Start

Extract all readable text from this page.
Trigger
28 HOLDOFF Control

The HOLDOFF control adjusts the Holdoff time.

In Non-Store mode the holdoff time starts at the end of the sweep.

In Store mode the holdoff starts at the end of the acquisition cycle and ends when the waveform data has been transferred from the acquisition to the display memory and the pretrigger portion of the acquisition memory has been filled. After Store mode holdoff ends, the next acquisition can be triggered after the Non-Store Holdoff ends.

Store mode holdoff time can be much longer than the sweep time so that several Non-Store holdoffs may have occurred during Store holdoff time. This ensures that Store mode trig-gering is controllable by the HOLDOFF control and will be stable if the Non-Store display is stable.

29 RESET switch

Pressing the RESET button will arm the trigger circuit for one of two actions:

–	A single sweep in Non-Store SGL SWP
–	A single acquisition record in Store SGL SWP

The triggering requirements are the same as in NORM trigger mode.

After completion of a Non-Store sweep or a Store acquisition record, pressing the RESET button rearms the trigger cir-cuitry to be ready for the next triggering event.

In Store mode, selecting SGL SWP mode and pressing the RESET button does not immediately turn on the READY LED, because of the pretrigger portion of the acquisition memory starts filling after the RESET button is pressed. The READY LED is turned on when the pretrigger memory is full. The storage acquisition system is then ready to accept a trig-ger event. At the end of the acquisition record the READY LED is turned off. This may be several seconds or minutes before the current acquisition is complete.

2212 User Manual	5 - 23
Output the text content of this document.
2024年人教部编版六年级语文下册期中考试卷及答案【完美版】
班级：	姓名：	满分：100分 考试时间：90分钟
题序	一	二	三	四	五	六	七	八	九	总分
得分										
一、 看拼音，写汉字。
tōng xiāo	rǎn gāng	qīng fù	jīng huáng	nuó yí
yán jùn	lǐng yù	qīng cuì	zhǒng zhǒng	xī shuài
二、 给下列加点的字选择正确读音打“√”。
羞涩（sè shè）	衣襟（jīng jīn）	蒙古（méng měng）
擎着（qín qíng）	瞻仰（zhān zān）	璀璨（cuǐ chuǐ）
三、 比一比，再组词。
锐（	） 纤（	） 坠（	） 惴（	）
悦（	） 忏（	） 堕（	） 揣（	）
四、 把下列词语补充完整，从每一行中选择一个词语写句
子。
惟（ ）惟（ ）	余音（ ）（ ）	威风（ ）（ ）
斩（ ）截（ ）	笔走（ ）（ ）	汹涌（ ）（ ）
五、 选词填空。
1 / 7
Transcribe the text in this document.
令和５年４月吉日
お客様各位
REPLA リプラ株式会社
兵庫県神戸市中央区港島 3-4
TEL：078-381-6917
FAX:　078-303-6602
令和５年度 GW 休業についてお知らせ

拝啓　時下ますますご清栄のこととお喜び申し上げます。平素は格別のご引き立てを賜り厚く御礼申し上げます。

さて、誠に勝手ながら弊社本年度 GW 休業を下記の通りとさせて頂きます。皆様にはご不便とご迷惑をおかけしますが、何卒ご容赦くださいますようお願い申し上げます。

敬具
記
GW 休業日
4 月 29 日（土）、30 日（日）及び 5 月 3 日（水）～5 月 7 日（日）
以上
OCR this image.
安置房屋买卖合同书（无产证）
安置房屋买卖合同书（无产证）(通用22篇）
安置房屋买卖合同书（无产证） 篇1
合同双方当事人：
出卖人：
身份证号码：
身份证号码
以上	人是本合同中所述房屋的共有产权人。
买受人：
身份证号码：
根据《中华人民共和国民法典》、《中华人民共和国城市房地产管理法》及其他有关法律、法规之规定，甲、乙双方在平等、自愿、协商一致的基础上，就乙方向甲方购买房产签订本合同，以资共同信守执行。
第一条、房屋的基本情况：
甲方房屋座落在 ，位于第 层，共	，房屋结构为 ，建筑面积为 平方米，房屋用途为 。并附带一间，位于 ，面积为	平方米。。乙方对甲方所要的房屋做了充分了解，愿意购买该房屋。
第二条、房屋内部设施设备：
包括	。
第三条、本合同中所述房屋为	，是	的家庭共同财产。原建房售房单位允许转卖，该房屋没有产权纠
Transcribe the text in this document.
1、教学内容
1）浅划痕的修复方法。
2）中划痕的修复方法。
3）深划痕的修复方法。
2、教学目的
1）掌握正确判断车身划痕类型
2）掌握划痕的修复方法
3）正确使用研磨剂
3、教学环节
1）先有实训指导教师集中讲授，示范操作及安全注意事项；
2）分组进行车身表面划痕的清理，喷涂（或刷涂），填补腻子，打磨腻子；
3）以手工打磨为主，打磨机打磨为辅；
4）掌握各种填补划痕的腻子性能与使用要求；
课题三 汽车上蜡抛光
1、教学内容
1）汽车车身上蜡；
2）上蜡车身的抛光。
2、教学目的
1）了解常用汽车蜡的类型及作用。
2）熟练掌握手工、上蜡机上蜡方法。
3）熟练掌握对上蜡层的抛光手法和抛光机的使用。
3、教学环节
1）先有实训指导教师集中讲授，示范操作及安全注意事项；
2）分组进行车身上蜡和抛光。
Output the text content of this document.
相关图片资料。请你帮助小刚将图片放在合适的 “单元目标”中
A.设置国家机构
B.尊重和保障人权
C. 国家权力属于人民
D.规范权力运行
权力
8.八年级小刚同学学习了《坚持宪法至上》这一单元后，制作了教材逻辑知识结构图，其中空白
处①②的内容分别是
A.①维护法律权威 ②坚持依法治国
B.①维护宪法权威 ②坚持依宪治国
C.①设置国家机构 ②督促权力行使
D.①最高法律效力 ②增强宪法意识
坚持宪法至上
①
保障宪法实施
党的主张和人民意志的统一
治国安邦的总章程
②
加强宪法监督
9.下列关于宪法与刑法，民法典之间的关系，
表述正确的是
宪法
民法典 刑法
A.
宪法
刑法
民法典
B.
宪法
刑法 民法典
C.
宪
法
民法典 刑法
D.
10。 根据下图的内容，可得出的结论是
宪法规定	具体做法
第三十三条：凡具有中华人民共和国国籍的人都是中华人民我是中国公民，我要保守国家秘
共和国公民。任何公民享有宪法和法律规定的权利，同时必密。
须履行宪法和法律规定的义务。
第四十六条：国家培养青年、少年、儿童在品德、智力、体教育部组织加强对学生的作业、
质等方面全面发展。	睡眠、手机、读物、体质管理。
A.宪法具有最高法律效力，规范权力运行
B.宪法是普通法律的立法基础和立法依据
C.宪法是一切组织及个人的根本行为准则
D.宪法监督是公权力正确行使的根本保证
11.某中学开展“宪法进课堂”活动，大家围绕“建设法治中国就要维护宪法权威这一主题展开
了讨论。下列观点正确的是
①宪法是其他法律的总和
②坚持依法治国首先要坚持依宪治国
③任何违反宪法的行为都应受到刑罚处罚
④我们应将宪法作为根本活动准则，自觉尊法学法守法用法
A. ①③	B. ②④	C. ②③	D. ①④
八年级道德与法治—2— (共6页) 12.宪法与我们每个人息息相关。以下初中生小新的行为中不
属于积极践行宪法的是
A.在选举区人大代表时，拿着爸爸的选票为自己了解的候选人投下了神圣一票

End

**What needs to be done:** Write out all the entries exactly.

**Complete output:**
Extract all readable text from this page.
Trigger
28 HOLDOFF Control

The HOLDOFF control adjusts the Holdoff time.

In Non-Store mode the holdoff time starts at the end of the sweep.

In Store mode the holdoff starts at the end of the acquisition cycle and ends when the waveform data has been transferred from the acquisition to the display memory and the pretrigger portion of the acquisition memory has been filled. After Store mode holdoff ends, the next acquisition can be triggered after the Non-Store Holdoff ends.

Store mode holdoff time can be much longer than the sweep time so that several Non-Store holdoffs may have occurred during Store holdoff time. This ensures that Store mode trig-gering is controllable by the HOLDOFF control and will be stable if the Non-Store display is stable.

29 RESET switch

Pressing the RESET button will arm the trigger circuit for one of two actions:

–	A single sweep in Non-Store SGL SWP
–	A single acquisition record in Store SGL SWP

The triggering requirements are the same as in NORM trigger mode.

After completion of a Non-Store sweep or a Store acquisition record, pressing the RESET button rearms the trigger cir-cuitry to be ready for the next triggering event.

In Store mode, selecting SGL SWP mode and pressing the RESET button does not immediately turn on the READY LED, because of the pretrigger portion of the acquisition memory starts filling after the RESET button is pressed. The READY LED is turned on when the pretrigger memory is full. The storage acquisition system is then ready to accept a trig-ger event. At the end of the acquisition record the READY LED is turned off. This may be several seconds or minutes before the current acquisition is complete.

2212 User Manual	5 - 23
Output the text content of this document.
2024年人教部编版六年级语文下册期中考试卷及答案【完美版】
班级：	姓名：	满分：100分 考试时间：90分钟
题序	一	二	三	四	五	六	七	八	九	总分
得分										
一、 看拼音，写汉字。
tōng xiāo	rǎn gāng	qīng fù	jīng huáng	nuó yí
yán jùn	lǐng yù	qīng cuì	zhǒng zhǒng	xī shuài
二、 给下列加点的字选择正确读音打“√”。
羞涩（sè shè）	衣襟（jīng jīn）	蒙古（méng měng）
擎着（qín qíng）	瞻仰（zhān zān）	璀璨（cuǐ chuǐ）
三、 比一比，再组词。
锐（	） 纤（	） 坠（	） 惴（	）
悦（	） 忏（	） 堕（	） 揣（	）
四、 把下列词语补充完整，从每一行中选择一个词语写句
子。
惟（ ）惟（ ）	余音（ ）（ ）	威风（ ）（ ）
斩（ ）截（ ）	笔走（ ）（ ）	汹涌（ ）（ ）
五、 选词填空。
1 / 7
Transcribe the text in this document.
令和５年４月吉日
お客様各位
REPLA リプラ株式会社
兵庫県神戸市中央区港島 3-4
TEL：078-381-6917
FAX:　078-303-6602
令和５年度 GW 休業についてお知らせ

拝啓　時下ますますご清栄のこととお喜び申し上げます。平素は格別のご引き立てを賜り厚く御礼申し上げます。

さて、誠に勝手ながら弊社本年度 GW 休業を下記の通りとさせて頂きます。皆様にはご不便とご迷惑をおかけしますが、何卒ご容赦くださいますようお願い申し上げます。

敬具
記
GW 休業日
4 月 29 日（土）、30 日（日）及び 5 月 3 日（水）～5 月 7 日（日）
以上
OCR this image.
安置房屋买卖合同书（无产证）
安置房屋买卖合同书（无产证）(通用22篇）
安置房屋买卖合同书（无产证） 篇1
合同双方当事人：
出卖人：
身份证号码：
身份证号码
以上	人是本合同中所述房屋的共有产权人。
买受人：
身份证号码：
根据《中华人民共和国民法典》、《中华人民共和国城市房地产管理法》及其他有关法律、法规之规定，甲、乙双方在平等、自愿、协商一致的基础上，就乙方向甲方购买房产签订本合同，以资共同信守执行。
第一条、房屋的基本情况：
甲方房屋座落在 ，位于第 层，共	，房屋结构为 ，建筑面积为 平方米，房屋用途为 。并附带一间，位于 ，面积为	平方米。。乙方对甲方所要的房屋做了充分了解，愿意购买该房屋。
第二条、房屋内部设施设备：
包括	。
第三条、本合同中所述房屋为	，是	的家庭共同财产。原建房售房单位允许转卖，该房屋没有产权纠
Transcribe the text in this document.
1、教学内容
1）浅划痕的修复方法。
2）中划痕的修复方法。
3）深划痕的修复方法。
2、教学目的
1）掌握正确判断车身划痕类型
2）掌握划痕的修复方法
3）正确使用研磨剂
3、教学环节
1）先有实训指导教师集中讲授，示范操作及安全注意事项；
2）分组进行车身表面划痕的清理，喷涂（或刷涂），填补腻子，打磨腻子；
3）以手工打磨为主，打磨机打磨为辅；
4）掌握各种填补划痕的腻子性能与使用要求；
课题三 汽车上蜡抛光
1、教学内容
1）汽车车身上蜡；
2）上蜡车身的抛光。
2、教学目的
1）了解常用汽车蜡的类型及作用。
2）熟练掌握手工、上蜡机上蜡方法。
3）熟练掌握对上蜡层的抛光手法和抛光机的使用。
3、教学环节
1）先有实训指导教师集中讲授，示范操作及安全注意事项；
2）分组进行车身上蜡和抛光。
Output the text content of this document.
相关图片资料。请你帮助小刚将图片放在合适的 “单元目标”中
A.设置国家机构
B.尊重和保障人权
C. 国家权力属于人民
D.规范权力运行
权力
8.八年级小刚同学学习了《坚持宪法至上》这一单元后，制作了教材逻辑知识结构图，其中空白
处①②的内容分别是
A.①维护法律权威 ②坚持依法治国
B.①维护宪法权威 ②坚持依宪治国
C.①设置国家机构 ②督促权力行使
D.①最高法律效力 ②增强宪法意识
坚持宪法至上
①
保障宪法实施
党的主张和人民意志的统一
治国安邦的总章程
②
加强宪法监督
9.下列关于宪法与刑法，民法典之间的关系，
表述正确的是
宪法
民法典 刑法
A.
宪法
刑法
民法典
B.
宪法
刑法 民法典
C.
宪
法
民法典 刑法
D.
10。 根据下图的内容，可得出的结论是
宪法规定	具体做法
第三十三条：凡具有中华人民共和国国籍的人都是中华人民我是中国公民，我要保守国家秘
共和国公民。任何公民享有宪法和法律规定的权利，同时必密。
须履行宪法和法律规定的义务。
第四十六条：国家培养青年、少年、儿童在品德、智力、体教育部组织加强对学生的作业、
质等方面全面发展。	睡眠、手机、读物、体质管理。
A.宪法具有最高法律效力，规范权力运行
B.宪法是普通法律的立法基础和立法依据
C.宪法是一切组织及个人的根本行为准则
D.宪法监督是公权力正确行使的根本保证
11.某中学开展“宪法进课堂”活动，大家围绕“建设法治中国就要维护宪法权威这一主题展开
了讨论。下列观点正确的是
①宪法是其他法律的总和
②坚持依法治国首先要坚持依宪治国
③任何违反宪法的行为都应受到刑罚处罚
④我们应将宪法作为根本活动准则，自觉尊法学法守法用法
A. ①③	B. ②④	C. ②③	D. ①④
八年级道德与法治—2— (共6页) 12.宪法与我们每个人息息相关。以下初中生小新的行为中不
属于积极践行宪法的是
A.在选举区人大代表时，拿着爸爸的选票为自己了解的候选人投下了神圣一票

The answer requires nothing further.